### Exercise description
Exclude the pictures and reproduce the remaining data exactly as written.

### Entries supplied

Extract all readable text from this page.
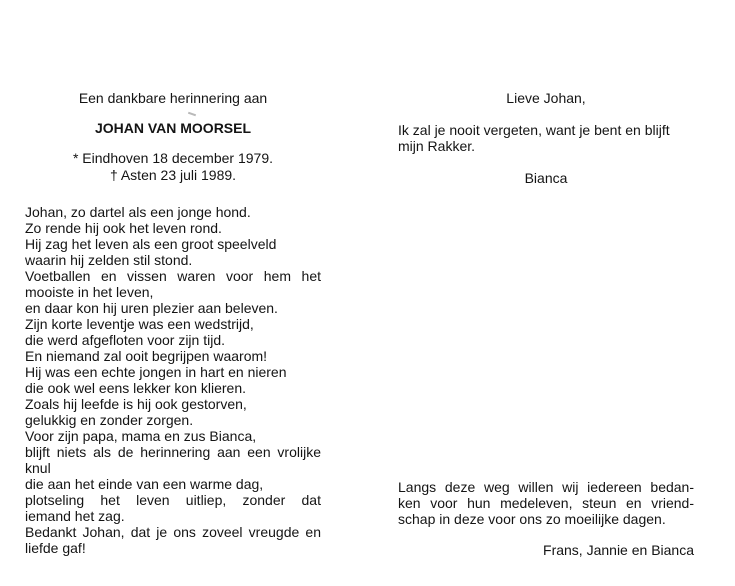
Een dankbare herinnering aan
JOHAN VAN MOORSEL
* Eindhoven 18 december 1979.
† Asten 23 juli 1989.
Johan, zo dartel als een jonge hond.
Zo rende hij ook het leven rond.
Hij zag het leven als een groot speelveld
waarin hij zelden stil stond.
Voetballen en vissen waren voor hem het
mooiste in het leven,
en daar kon hij uren plezier aan beleven.
Zijn korte leventje was een wedstrijd,
die werd afgefloten voor zijn tijd.
En niemand zal ooit begrijpen waarom!
Hij was een echte jongen in hart en nieren
die ook wel eens lekker kon klieren.
Zoals hij leefde is hij ook gestorven,
gelukkig en zonder zorgen.
Voor zijn papa, mama en zus Bianca,
blijft niets als de herinnering aan een vrolijke
knul
die aan het einde van een warme dag,
plotseling het leven uitliep, zonder dat
iemand het zag.
Bedankt Johan, dat je ons zoveel vreugde en
liefde gaf!
Lieve Johan,
Ik zal je nooit vergeten, want je bent en blijft
mijn Rakker.
Bianca
Langs deze weg willen wij iedereen bedan-
ken voor hun medeleven, steun en vriend-
schap in deze voor ons zo moeilijke dagen.
Frans, Jannie en Bianca
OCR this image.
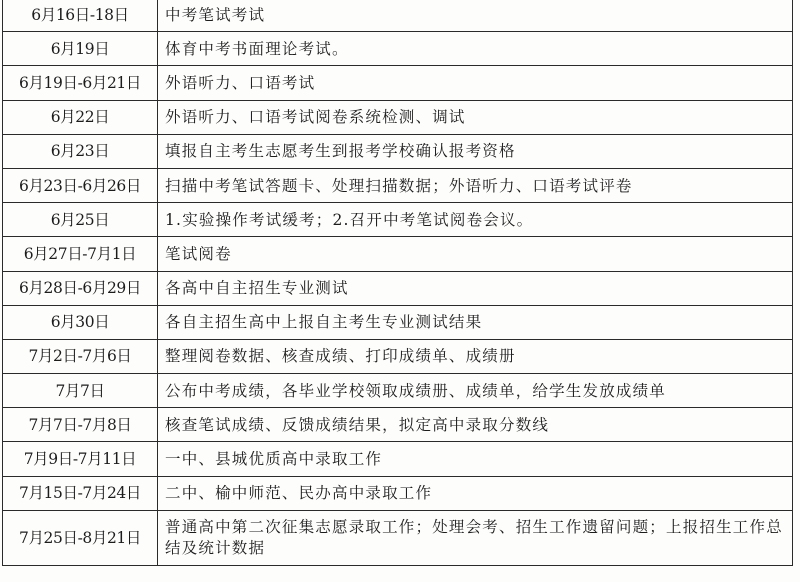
6月16日-18日	中考笔试考试
6月19日	体育中考书面理论考试。
6月19日-6月21日	外语听力、口语考试
6月22日	外语听力、口语考试阅卷系统检测、调试
6月23日	填报自主考生志愿考生到报考学校确认报考资格
6月23日-6月26日	扫描中考笔试答题卡、处理扫描数据；外语听力、口语考试评卷
6月25日	1.实验操作考试缓考；2.召开中考笔试阅卷会议。
6月27日-7月1日	笔试阅卷
6月28日-6月29日	各高中自主招生专业测试
6月30日	各自主招生高中上报自主考生专业测试结果
7月2日-7月6日	整理阅卷数据、核查成绩、打印成绩单、成绩册
7月7日	公布中考成绩，各毕业学校领取成绩册、成绩单，给学生发放成绩单
7月7日-7月8日	核查笔试成绩、反馈成绩结果，拟定高中录取分数线
7月9日-7月11日	一中、县城优质高中录取工作
7月15日-7月24日	二中、榆中师范、民办高中录取工作
7月25日-8月21日	普通高中第二次征集志愿录取工作；处理会考、招生工作遗留问题；上报招生工作总结及统计数据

### Response
Extract all readable text from this page.
Een dankbare herinnering aan
JOHAN VAN MOORSEL
* Eindhoven 18 december 1979.
† Asten 23 juli 1989.
Johan, zo dartel als een jonge hond.
Zo rende hij ook het leven rond.
Hij zag het leven als een groot speelveld
waarin hij zelden stil stond.
Voetballen en vissen waren voor hem het
mooiste in het leven,
en daar kon hij uren plezier aan beleven.
Zijn korte leventje was een wedstrijd,
die werd afgefloten voor zijn tijd.
En niemand zal ooit begrijpen waarom!
Hij was een echte jongen in hart en nieren
die ook wel eens lekker kon klieren.
Zoals hij leefde is hij ook gestorven,
gelukkig en zonder zorgen.
Voor zijn papa, mama en zus Bianca,
blijft niets als de herinnering aan een vrolijke
knul
die aan het einde van een warme dag,
plotseling het leven uitliep, zonder dat
iemand het zag.
Bedankt Johan, dat je ons zoveel vreugde en
liefde gaf!
Lieve Johan,
Ik zal je nooit vergeten, want je bent en blijft
mijn Rakker.
Bianca
Langs deze weg willen wij iedereen bedan-
ken voor hun medeleven, steun en vriend-
schap in deze voor ons zo moeilijke dagen.
Frans, Jannie en Bianca
OCR this image.
6月16日-18日	中考笔试考试
6月19日	体育中考书面理论考试。
6月19日-6月21日	外语听力、口语考试
6月22日	外语听力、口语考试阅卷系统检测、调试
6月23日	填报自主考生志愿考生到报考学校确认报考资格
6月23日-6月26日	扫描中考笔试答题卡、处理扫描数据；外语听力、口语考试评卷
6月25日	1.实验操作考试缓考；2.召开中考笔试阅卷会议。
6月27日-7月1日	笔试阅卷
6月28日-6月29日	各高中自主招生专业测试
6月30日	各自主招生高中上报自主考生专业测试结果
7月2日-7月6日	整理阅卷数据、核查成绩、打印成绩单、成绩册
7月7日	公布中考成绩，各毕业学校领取成绩册、成绩单，给学生发放成绩单
7月7日-7月8日	核查笔试成绩、反馈成绩结果，拟定高中录取分数线
7月9日-7月11日	一中、县城优质高中录取工作
7月15日-7月24日	二中、榆中师范、民办高中录取工作
7月25日-8月21日	普通高中第二次征集志愿录取工作；处理会考、招生工作遗留问题；上报招生工作总结及统计数据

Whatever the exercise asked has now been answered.